> AIM
Your task is to gather the lines below that hold the string "MONDE".

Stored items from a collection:
[BEGIN]

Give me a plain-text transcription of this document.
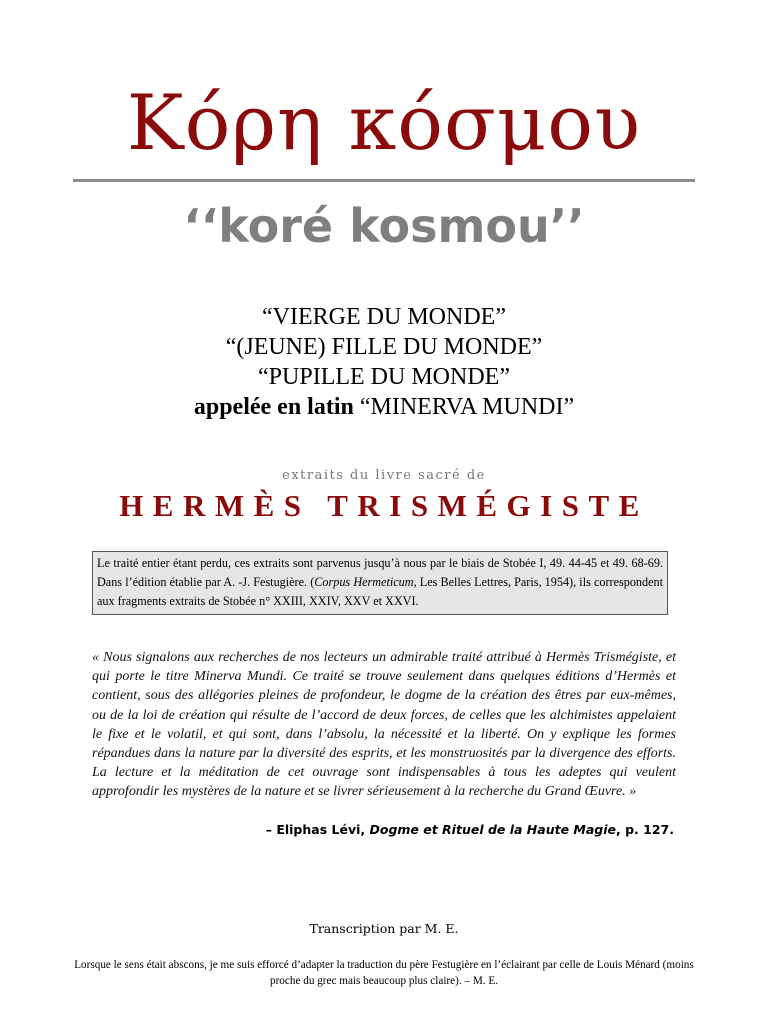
Κόρη κόσμου
‘‘koré kosmou’’
“VIERGE DU MONDE”
“(JEUNE) FILLE DU MONDE”
“PUPILLE DU MONDE”
appelée en latin “MINERVA MUNDI”
extraits du livre sacré de
HERMÈS TRISMÉGISTE
Le traité entier étant perdu, ces extraits sont parvenus jusqu’à nous par le biais de Stobée I, 49. 44-45 et 49. 68-69. Dans l’édition établie par A. -J. Festugière. (Corpus Hermeticum, Les Belles Lettres, Paris, 1954), ils correspondent aux fragments extraits de Stobée n° XXIII, XXIV, XXV et XXVI.
« Nous signalons aux recherches de nos lecteurs un admirable traité attribué à Hermès Trismégiste, et qui porte le titre Minerva Mundi. Ce traité se trouve seulement dans quelques éditions d’Hermès et contient, sous des allégories pleines de profondeur, le dogme de la création des êtres par eux-mêmes, ou de la loi de création qui résulte de l’accord de deux forces, de celles que les alchimistes appelaient le fixe et le volatil, et qui sont, dans l’absolu, la nécessité et la liberté. On y explique les formes répandues dans la nature par la diversité des esprits, et les monstruosités par la divergence des efforts. La lecture et la méditation de cet ouvrage sont indispensables à tous les adeptes qui veulent approfondir les mystères de la nature et se livrer sérieusement à la recherche du Grand Œuvre. »
– Eliphas Lévi, Dogme et Rituel de la Haute Magie, p. 127.
Transcription par M. E.
Lorsque le sens était abscons, je me suis efforcé d’adapter la traduction du père Festugière en l’éclairant par celle de Louis Ménard (moins proche du grec mais beaucoup plus claire). – M. E.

[END]

> ANSWER FOR THE TASK
“VIERGE DU MONDE”
“(JEUNE) FILLE DU MONDE”
“PUPILLE DU MONDE”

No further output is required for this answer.